Figure content listings:
***

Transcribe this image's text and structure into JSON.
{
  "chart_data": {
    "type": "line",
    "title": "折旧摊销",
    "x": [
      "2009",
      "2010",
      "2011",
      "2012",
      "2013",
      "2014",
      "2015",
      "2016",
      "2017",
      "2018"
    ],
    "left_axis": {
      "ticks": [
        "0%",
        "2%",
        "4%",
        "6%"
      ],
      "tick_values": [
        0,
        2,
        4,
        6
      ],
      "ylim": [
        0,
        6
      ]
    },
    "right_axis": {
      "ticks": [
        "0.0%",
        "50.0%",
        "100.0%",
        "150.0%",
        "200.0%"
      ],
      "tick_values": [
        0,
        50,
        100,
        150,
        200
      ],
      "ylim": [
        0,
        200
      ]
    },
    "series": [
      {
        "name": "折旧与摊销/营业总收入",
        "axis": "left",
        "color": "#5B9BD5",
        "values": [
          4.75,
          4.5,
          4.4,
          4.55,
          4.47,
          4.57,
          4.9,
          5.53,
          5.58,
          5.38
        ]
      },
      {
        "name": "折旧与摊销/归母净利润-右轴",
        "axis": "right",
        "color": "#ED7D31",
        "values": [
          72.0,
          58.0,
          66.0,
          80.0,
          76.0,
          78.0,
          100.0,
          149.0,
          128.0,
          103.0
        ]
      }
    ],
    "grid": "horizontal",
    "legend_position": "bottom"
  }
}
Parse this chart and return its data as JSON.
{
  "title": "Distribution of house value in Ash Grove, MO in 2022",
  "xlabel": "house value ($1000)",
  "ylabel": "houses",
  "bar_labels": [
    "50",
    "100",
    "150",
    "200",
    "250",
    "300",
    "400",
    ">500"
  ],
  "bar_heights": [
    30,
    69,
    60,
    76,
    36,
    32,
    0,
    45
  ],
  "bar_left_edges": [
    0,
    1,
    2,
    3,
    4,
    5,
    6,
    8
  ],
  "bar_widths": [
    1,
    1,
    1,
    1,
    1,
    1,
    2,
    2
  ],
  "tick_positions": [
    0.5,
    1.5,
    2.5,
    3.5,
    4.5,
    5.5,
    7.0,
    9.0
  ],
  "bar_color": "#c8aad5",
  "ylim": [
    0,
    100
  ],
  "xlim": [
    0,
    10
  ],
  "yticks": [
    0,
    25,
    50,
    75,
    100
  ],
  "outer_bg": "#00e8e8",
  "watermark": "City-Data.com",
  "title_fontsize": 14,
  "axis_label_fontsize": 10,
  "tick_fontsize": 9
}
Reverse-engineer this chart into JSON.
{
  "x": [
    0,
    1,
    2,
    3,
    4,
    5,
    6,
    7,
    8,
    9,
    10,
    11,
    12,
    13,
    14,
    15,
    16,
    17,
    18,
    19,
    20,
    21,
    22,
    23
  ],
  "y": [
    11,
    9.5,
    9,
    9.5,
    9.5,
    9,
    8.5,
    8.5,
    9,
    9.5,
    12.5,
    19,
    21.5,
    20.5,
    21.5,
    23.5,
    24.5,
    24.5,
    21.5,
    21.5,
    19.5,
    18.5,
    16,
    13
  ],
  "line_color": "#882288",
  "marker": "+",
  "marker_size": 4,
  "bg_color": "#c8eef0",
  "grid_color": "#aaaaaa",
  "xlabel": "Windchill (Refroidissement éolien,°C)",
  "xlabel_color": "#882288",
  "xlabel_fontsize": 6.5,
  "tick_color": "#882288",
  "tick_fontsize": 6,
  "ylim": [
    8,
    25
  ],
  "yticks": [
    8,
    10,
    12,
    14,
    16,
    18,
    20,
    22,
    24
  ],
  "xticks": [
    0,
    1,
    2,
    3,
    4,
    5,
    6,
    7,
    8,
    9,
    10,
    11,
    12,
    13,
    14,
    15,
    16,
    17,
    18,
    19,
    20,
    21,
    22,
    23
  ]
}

***

## Problem details
Print out the whole listing exactly as it appears.

## Finished task
Transcribe this image's text and structure into JSON.
{
  "chart_data": {
    "type": "line",
    "title": "折旧摊销",
    "x": [
      "2009",
      "2010",
      "2011",
      "2012",
      "2013",
      "2014",
      "2015",
      "2016",
      "2017",
      "2018"
    ],
    "left_axis": {
      "ticks": [
        "0%",
        "2%",
        "4%",
        "6%"
      ],
      "tick_values": [
        0,
        2,
        4,
        6
      ],
      "ylim": [
        0,
        6
      ]
    },
    "right_axis": {
      "ticks": [
        "0.0%",
        "50.0%",
        "100.0%",
        "150.0%",
        "200.0%"
      ],
      "tick_values": [
        0,
        50,
        100,
        150,
        200
      ],
      "ylim": [
        0,
        200
      ]
    },
    "series": [
      {
        "name": "折旧与摊销/营业总收入",
        "axis": "left",
        "color": "#5B9BD5",
        "values": [
          4.75,
          4.5,
          4.4,
          4.55,
          4.47,
          4.57,
          4.9,
          5.53,
          5.58,
          5.38
        ]
      },
      {
        "name": "折旧与摊销/归母净利润-右轴",
        "axis": "right",
        "color": "#ED7D31",
        "values": [
          72.0,
          58.0,
          66.0,
          80.0,
          76.0,
          78.0,
          100.0,
          149.0,
          128.0,
          103.0
        ]
      }
    ],
    "grid": "horizontal",
    "legend_position": "bottom"
  }
}
Parse this chart and return its data as JSON.
{
  "title": "Distribution of house value in Ash Grove, MO in 2022",
  "xlabel": "house value ($1000)",
  "ylabel": "houses",
  "bar_labels": [
    "50",
    "100",
    "150",
    "200",
    "250",
    "300",
    "400",
    ">500"
  ],
  "bar_heights": [
    30,
    69,
    60,
    76,
    36,
    32,
    0,
    45
  ],
  "bar_left_edges": [
    0,
    1,
    2,
    3,
    4,
    5,
    6,
    8
  ],
  "bar_widths": [
    1,
    1,
    1,
    1,
    1,
    1,
    2,
    2
  ],
  "tick_positions": [
    0.5,
    1.5,
    2.5,
    3.5,
    4.5,
    5.5,
    7.0,
    9.0
  ],
  "bar_color": "#c8aad5",
  "ylim": [
    0,
    100
  ],
  "xlim": [
    0,
    10
  ],
  "yticks": [
    0,
    25,
    50,
    75,
    100
  ],
  "outer_bg": "#00e8e8",
  "watermark": "City-Data.com",
  "title_fontsize": 14,
  "axis_label_fontsize": 10,
  "tick_fontsize": 9
}
Reverse-engineer this chart into JSON.
{
  "x": [
    0,
    1,
    2,
    3,
    4,
    5,
    6,
    7,
    8,
    9,
    10,
    11,
    12,
    13,
    14,
    15,
    16,
    17,
    18,
    19,
    20,
    21,
    22,
    23
  ],
  "y": [
    11,
    9.5,
    9,
    9.5,
    9.5,
    9,
    8.5,
    8.5,
    9,
    9.5,
    12.5,
    19,
    21.5,
    20.5,
    21.5,
    23.5,
    24.5,
    24.5,
    21.5,
    21.5,
    19.5,
    18.5,
    16,
    13
  ],
  "line_color": "#882288",
  "marker": "+",
  "marker_size": 4,
  "bg_color": "#c8eef0",
  "grid_color": "#aaaaaa",
  "xlabel": "Windchill (Refroidissement éolien,°C)",
  "xlabel_color": "#882288",
  "xlabel_fontsize": 6.5,
  "tick_color": "#882288",
  "tick_fontsize": 6,
  "ylim": [
    8,
    25
  ],
  "yticks": [
    8,
    10,
    12,
    14,
    16,
    18,
    20,
    22,
    24
  ],
  "xticks": [
    0,
    1,
    2,
    3,
    4,
    5,
    6,
    7,
    8,
    9,
    10,
    11,
    12,
    13,
    14,
    15,
    16,
    17,
    18,
    19,
    20,
    21,
    22,
    23
  ]
}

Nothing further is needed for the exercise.